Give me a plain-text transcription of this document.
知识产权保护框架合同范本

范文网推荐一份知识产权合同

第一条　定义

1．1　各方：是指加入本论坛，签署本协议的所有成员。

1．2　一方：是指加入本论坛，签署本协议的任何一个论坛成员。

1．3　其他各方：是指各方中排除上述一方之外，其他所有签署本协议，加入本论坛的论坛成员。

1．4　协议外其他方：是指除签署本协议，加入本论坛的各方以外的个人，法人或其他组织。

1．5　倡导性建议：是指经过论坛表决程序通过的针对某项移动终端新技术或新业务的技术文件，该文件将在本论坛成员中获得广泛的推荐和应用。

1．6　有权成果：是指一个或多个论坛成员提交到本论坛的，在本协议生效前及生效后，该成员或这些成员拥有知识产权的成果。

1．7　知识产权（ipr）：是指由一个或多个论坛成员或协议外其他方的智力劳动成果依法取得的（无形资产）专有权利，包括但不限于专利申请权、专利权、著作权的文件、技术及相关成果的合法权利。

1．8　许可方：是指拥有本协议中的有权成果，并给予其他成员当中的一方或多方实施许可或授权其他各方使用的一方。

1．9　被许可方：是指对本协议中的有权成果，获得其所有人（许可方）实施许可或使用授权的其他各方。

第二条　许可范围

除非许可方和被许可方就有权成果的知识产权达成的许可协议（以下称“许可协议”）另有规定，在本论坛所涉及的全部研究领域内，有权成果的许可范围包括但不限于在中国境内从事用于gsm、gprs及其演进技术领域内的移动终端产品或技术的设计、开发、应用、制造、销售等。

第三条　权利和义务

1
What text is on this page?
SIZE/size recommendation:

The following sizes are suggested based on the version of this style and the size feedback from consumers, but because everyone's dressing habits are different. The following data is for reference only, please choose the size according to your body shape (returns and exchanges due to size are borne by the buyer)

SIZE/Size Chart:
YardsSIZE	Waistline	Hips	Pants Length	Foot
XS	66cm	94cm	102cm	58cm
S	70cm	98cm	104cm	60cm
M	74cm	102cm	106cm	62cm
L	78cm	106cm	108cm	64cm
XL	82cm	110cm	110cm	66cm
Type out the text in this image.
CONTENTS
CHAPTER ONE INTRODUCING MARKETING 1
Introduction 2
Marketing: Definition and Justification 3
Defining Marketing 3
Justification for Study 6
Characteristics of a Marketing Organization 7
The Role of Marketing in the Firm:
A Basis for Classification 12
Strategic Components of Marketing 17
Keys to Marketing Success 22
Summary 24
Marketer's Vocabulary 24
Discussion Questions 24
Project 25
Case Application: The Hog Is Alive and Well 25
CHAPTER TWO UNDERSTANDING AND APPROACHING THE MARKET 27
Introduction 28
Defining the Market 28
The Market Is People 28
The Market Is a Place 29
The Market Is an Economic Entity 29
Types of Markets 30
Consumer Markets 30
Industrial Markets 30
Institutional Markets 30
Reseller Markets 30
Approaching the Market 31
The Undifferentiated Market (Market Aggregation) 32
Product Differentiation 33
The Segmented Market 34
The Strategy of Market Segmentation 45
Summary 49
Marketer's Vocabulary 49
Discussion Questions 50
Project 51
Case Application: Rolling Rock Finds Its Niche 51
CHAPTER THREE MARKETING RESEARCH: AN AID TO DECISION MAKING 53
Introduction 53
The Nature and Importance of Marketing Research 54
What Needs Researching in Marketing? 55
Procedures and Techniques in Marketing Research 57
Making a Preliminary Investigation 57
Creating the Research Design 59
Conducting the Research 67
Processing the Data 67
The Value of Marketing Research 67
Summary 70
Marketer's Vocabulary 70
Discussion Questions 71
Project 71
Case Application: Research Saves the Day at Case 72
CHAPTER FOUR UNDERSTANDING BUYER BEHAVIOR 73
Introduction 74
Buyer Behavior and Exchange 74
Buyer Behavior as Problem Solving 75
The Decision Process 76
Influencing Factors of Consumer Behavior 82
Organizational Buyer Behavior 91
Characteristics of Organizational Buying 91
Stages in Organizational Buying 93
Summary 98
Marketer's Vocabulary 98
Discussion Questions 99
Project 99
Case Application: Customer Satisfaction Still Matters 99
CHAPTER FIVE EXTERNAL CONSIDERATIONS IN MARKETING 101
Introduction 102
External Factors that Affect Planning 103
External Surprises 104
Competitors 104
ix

TASK GOAL:
Please set down each line of the records exactly as given.

RESULT BELOW:
Give me a plain-text transcription of this document.
知识产权保护框架合同范本

范文网推荐一份知识产权合同

第一条　定义

1．1　各方：是指加入本论坛，签署本协议的所有成员。

1．2　一方：是指加入本论坛，签署本协议的任何一个论坛成员。

1．3　其他各方：是指各方中排除上述一方之外，其他所有签署本协议，加入本论坛的论坛成员。

1．4　协议外其他方：是指除签署本协议，加入本论坛的各方以外的个人，法人或其他组织。

1．5　倡导性建议：是指经过论坛表决程序通过的针对某项移动终端新技术或新业务的技术文件，该文件将在本论坛成员中获得广泛的推荐和应用。

1．6　有权成果：是指一个或多个论坛成员提交到本论坛的，在本协议生效前及生效后，该成员或这些成员拥有知识产权的成果。

1．7　知识产权（ipr）：是指由一个或多个论坛成员或协议外其他方的智力劳动成果依法取得的（无形资产）专有权利，包括但不限于专利申请权、专利权、著作权的文件、技术及相关成果的合法权利。

1．8　许可方：是指拥有本协议中的有权成果，并给予其他成员当中的一方或多方实施许可或授权其他各方使用的一方。

1．9　被许可方：是指对本协议中的有权成果，获得其所有人（许可方）实施许可或使用授权的其他各方。

第二条　许可范围

除非许可方和被许可方就有权成果的知识产权达成的许可协议（以下称“许可协议”）另有规定，在本论坛所涉及的全部研究领域内，有权成果的许可范围包括但不限于在中国境内从事用于gsm、gprs及其演进技术领域内的移动终端产品或技术的设计、开发、应用、制造、销售等。

第三条　权利和义务

1
What text is on this page?
SIZE/size recommendation:

The following sizes are suggested based on the version of this style and the size feedback from consumers, but because everyone's dressing habits are different. The following data is for reference only, please choose the size according to your body shape (returns and exchanges due to size are borne by the buyer)

SIZE/Size Chart:
YardsSIZE	Waistline	Hips	Pants Length	Foot
XS	66cm	94cm	102cm	58cm
S	70cm	98cm	104cm	60cm
M	74cm	102cm	106cm	62cm
L	78cm	106cm	108cm	64cm
XL	82cm	110cm	110cm	66cm
Type out the text in this image.
CONTENTS
CHAPTER ONE INTRODUCING MARKETING 1
Introduction 2
Marketing: Definition and Justification 3
Defining Marketing 3
Justification for Study 6
Characteristics of a Marketing Organization 7
The Role of Marketing in the Firm:
A Basis for Classification 12
Strategic Components of Marketing 17
Keys to Marketing Success 22
Summary 24
Marketer's Vocabulary 24
Discussion Questions 24
Project 25
Case Application: The Hog Is Alive and Well 25
CHAPTER TWO UNDERSTANDING AND APPROACHING THE MARKET 27
Introduction 28
Defining the Market 28
The Market Is People 28
The Market Is a Place 29
The Market Is an Economic Entity 29
Types of Markets 30
Consumer Markets 30
Industrial Markets 30
Institutional Markets 30
Reseller Markets 30
Approaching the Market 31
The Undifferentiated Market (Market Aggregation) 32
Product Differentiation 33
The Segmented Market 34
The Strategy of Market Segmentation 45
Summary 49
Marketer's Vocabulary 49
Discussion Questions 50
Project 51
Case Application: Rolling Rock Finds Its Niche 51
CHAPTER THREE MARKETING RESEARCH: AN AID TO DECISION MAKING 53
Introduction 53
The Nature and Importance of Marketing Research 54
What Needs Researching in Marketing? 55
Procedures and Techniques in Marketing Research 57
Making a Preliminary Investigation 57
Creating the Research Design 59
Conducting the Research 67
Processing the Data 67
The Value of Marketing Research 67
Summary 70
Marketer's Vocabulary 70
Discussion Questions 71
Project 71
Case Application: Research Saves the Day at Case 72
CHAPTER FOUR UNDERSTANDING BUYER BEHAVIOR 73
Introduction 74
Buyer Behavior and Exchange 74
Buyer Behavior as Problem Solving 75
The Decision Process 76
Influencing Factors of Consumer Behavior 82
Organizational Buyer Behavior 91
Characteristics of Organizational Buying 91
Stages in Organizational Buying 93
Summary 98
Marketer's Vocabulary 98
Discussion Questions 99
Project 99
Case Application: Customer Satisfaction Still Matters 99
CHAPTER FIVE EXTERNAL CONSIDERATIONS IN MARKETING 101
Introduction 102
External Factors that Affect Planning 103
External Surprises 104
Competitors 104
ix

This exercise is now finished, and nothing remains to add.